[Dataset records of document pages]
++++++++
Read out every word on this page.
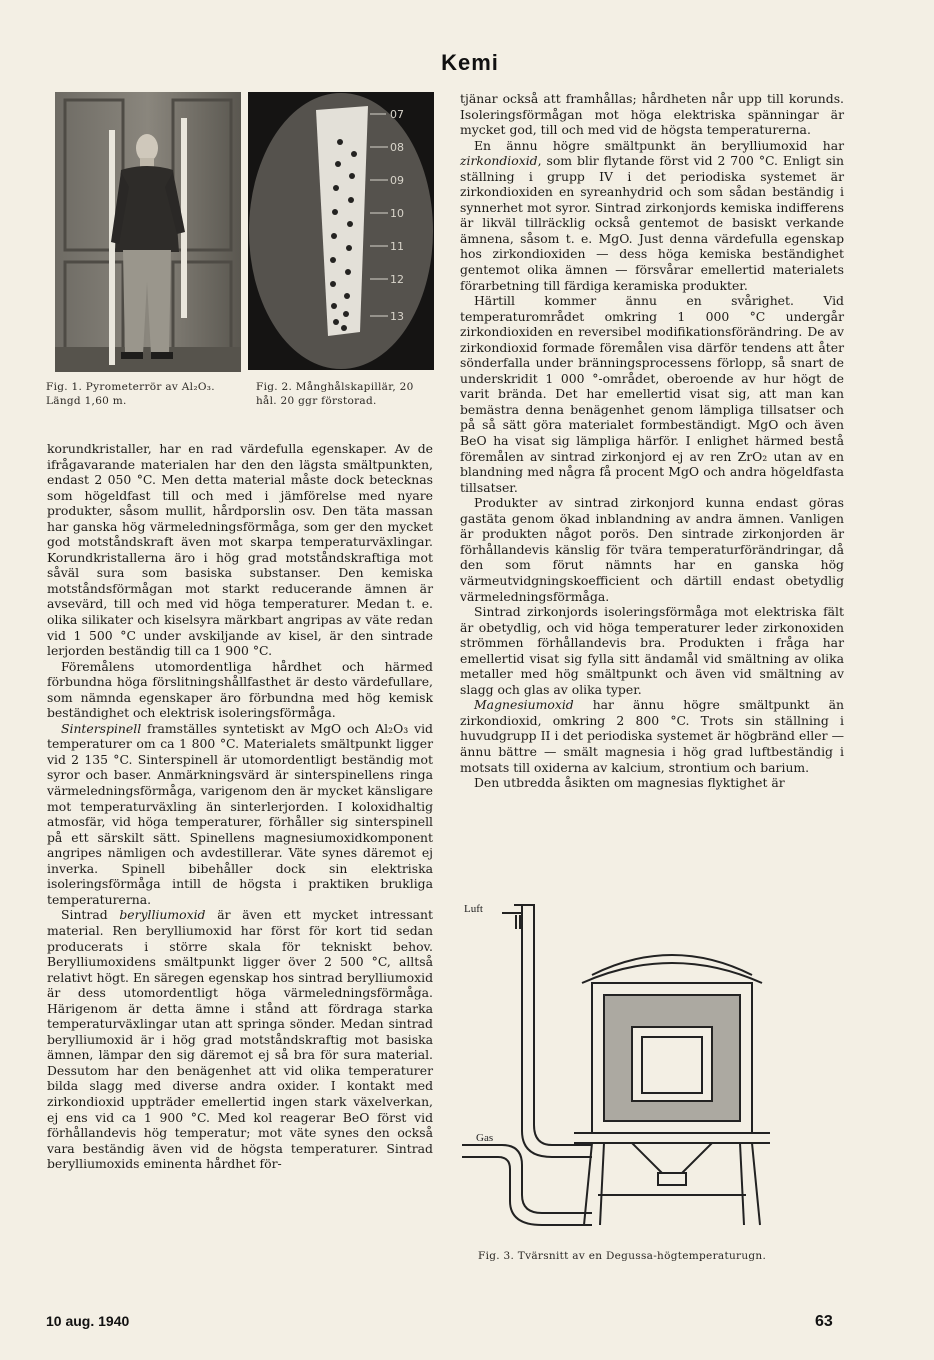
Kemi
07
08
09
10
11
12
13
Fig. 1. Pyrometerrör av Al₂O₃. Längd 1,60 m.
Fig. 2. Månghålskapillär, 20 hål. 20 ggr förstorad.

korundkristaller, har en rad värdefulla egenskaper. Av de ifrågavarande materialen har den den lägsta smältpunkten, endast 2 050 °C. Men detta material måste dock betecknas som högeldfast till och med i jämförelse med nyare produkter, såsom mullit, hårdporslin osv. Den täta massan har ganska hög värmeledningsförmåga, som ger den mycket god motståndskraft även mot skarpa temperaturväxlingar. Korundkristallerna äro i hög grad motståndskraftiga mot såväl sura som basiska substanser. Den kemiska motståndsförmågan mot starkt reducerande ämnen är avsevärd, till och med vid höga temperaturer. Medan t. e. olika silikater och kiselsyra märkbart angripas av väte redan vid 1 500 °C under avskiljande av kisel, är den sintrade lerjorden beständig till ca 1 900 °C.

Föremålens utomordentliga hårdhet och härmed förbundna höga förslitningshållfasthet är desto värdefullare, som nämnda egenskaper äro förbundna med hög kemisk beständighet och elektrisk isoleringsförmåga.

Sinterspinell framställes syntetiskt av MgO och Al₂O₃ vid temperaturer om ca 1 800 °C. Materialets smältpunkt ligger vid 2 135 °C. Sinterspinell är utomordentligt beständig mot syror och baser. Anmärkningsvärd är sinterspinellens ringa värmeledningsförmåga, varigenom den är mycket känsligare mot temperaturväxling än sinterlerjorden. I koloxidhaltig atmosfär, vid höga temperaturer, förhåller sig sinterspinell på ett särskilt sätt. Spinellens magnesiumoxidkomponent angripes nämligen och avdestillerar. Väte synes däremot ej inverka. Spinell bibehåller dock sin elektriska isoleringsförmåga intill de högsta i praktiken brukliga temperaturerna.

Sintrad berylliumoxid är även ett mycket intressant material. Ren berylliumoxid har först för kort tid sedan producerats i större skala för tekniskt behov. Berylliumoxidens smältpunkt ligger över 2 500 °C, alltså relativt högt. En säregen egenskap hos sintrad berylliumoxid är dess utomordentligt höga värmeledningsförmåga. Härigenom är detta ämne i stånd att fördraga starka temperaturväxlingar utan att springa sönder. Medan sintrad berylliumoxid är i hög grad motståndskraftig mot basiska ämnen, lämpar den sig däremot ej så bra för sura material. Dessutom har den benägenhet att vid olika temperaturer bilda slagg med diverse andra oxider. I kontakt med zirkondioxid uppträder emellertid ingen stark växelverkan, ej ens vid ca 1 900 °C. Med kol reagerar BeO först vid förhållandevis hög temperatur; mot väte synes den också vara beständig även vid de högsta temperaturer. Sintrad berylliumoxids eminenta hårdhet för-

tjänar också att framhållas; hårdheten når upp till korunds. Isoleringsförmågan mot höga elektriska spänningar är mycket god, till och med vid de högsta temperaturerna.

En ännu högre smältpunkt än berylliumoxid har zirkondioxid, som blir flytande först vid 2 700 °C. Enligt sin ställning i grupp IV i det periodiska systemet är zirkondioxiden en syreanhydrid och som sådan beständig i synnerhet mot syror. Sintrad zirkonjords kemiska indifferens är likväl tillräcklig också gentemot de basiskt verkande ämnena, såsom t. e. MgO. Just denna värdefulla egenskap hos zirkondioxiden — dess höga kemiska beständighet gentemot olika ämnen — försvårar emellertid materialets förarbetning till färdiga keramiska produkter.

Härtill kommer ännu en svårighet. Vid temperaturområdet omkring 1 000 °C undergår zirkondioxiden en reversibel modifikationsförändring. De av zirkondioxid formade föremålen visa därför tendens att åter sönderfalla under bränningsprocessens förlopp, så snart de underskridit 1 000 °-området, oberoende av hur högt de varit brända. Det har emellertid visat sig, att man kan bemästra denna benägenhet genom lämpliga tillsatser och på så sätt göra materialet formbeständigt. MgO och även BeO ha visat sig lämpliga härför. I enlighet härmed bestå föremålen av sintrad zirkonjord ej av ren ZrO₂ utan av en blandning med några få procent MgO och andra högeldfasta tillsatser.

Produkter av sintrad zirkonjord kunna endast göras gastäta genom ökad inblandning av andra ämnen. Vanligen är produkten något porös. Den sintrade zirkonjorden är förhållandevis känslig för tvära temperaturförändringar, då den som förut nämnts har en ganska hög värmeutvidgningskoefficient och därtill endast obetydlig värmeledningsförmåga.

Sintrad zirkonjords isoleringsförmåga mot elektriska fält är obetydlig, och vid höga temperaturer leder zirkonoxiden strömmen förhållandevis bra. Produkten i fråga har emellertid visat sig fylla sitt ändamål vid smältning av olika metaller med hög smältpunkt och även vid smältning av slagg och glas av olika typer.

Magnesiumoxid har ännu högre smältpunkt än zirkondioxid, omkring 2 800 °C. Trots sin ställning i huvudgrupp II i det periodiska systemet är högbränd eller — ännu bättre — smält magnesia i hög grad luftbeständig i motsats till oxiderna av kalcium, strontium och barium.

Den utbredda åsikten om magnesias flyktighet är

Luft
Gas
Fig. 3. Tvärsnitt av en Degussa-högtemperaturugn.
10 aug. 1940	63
++++++++
Please give the number of lines in the data above that contain the word "periodiska", with nothing else.

> _Reply_
2